Records from a dataset
------------
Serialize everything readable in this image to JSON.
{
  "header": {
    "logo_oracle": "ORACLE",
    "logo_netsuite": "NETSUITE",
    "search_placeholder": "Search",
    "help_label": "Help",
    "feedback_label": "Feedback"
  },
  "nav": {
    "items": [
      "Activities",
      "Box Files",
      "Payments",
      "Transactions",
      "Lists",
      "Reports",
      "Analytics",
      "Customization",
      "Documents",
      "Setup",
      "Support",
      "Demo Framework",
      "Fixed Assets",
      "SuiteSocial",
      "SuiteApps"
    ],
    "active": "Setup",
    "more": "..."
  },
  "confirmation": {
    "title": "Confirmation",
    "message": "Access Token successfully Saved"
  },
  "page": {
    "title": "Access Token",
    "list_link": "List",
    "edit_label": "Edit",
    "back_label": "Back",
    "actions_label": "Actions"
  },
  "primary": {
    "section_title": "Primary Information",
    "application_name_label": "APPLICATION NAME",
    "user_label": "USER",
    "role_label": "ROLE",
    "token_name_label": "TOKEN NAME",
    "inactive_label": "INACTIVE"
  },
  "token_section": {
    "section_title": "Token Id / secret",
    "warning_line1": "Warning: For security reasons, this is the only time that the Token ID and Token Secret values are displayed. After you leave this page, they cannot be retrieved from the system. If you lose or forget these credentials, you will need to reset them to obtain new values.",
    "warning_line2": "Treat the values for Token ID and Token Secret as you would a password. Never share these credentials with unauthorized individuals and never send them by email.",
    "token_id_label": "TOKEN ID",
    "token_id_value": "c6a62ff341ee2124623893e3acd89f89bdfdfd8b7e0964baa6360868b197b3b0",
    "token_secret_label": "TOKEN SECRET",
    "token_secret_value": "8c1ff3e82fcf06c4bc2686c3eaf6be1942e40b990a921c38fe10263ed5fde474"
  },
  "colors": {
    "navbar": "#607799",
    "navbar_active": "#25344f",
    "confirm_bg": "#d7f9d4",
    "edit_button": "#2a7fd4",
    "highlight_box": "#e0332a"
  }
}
------------
▶ [PROBLEM DESCRIPTION]: Repeat each of the entries above precisely as given.

▶ [THE OUTPUT]:
Serialize everything readable in this image to JSON.
{
  "header": {
    "logo_oracle": "ORACLE",
    "logo_netsuite": "NETSUITE",
    "search_placeholder": "Search",
    "help_label": "Help",
    "feedback_label": "Feedback"
  },
  "nav": {
    "items": [
      "Activities",
      "Box Files",
      "Payments",
      "Transactions",
      "Lists",
      "Reports",
      "Analytics",
      "Customization",
      "Documents",
      "Setup",
      "Support",
      "Demo Framework",
      "Fixed Assets",
      "SuiteSocial",
      "SuiteApps"
    ],
    "active": "Setup",
    "more": "..."
  },
  "confirmation": {
    "title": "Confirmation",
    "message": "Access Token successfully Saved"
  },
  "page": {
    "title": "Access Token",
    "list_link": "List",
    "edit_label": "Edit",
    "back_label": "Back",
    "actions_label": "Actions"
  },
  "primary": {
    "section_title": "Primary Information",
    "application_name_label": "APPLICATION NAME",
    "user_label": "USER",
    "role_label": "ROLE",
    "token_name_label": "TOKEN NAME",
    "inactive_label": "INACTIVE"
  },
  "token_section": {
    "section_title": "Token Id / secret",
    "warning_line1": "Warning: For security reasons, this is the only time that the Token ID and Token Secret values are displayed. After you leave this page, they cannot be retrieved from the system. If you lose or forget these credentials, you will need to reset them to obtain new values.",
    "warning_line2": "Treat the values for Token ID and Token Secret as you would a password. Never share these credentials with unauthorized individuals and never send them by email.",
    "token_id_label": "TOKEN ID",
    "token_id_value": "c6a62ff341ee2124623893e3acd89f89bdfdfd8b7e0964baa6360868b197b3b0",
    "token_secret_label": "TOKEN SECRET",
    "token_secret_value": "8c1ff3e82fcf06c4bc2686c3eaf6be1942e40b990a921c38fe10263ed5fde474"
  },
  "colors": {
    "navbar": "#607799",
    "navbar_active": "#25344f",
    "confirm_bg": "#d7f9d4",
    "edit_button": "#2a7fd4",
    "highlight_box": "#e0332a"
  }
}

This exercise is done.